OBJECTIVE >> Tally the lines below that contain the word "report", and give only that number.

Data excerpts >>
_ _ _ _ _

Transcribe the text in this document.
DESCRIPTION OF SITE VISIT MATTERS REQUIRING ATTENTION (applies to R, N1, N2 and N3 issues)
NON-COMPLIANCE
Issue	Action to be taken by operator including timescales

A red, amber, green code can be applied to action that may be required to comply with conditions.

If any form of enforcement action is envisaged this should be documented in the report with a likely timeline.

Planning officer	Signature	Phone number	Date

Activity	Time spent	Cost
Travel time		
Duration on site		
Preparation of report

_ _ _ _ _

RESULT FOR THIS TASK >> 2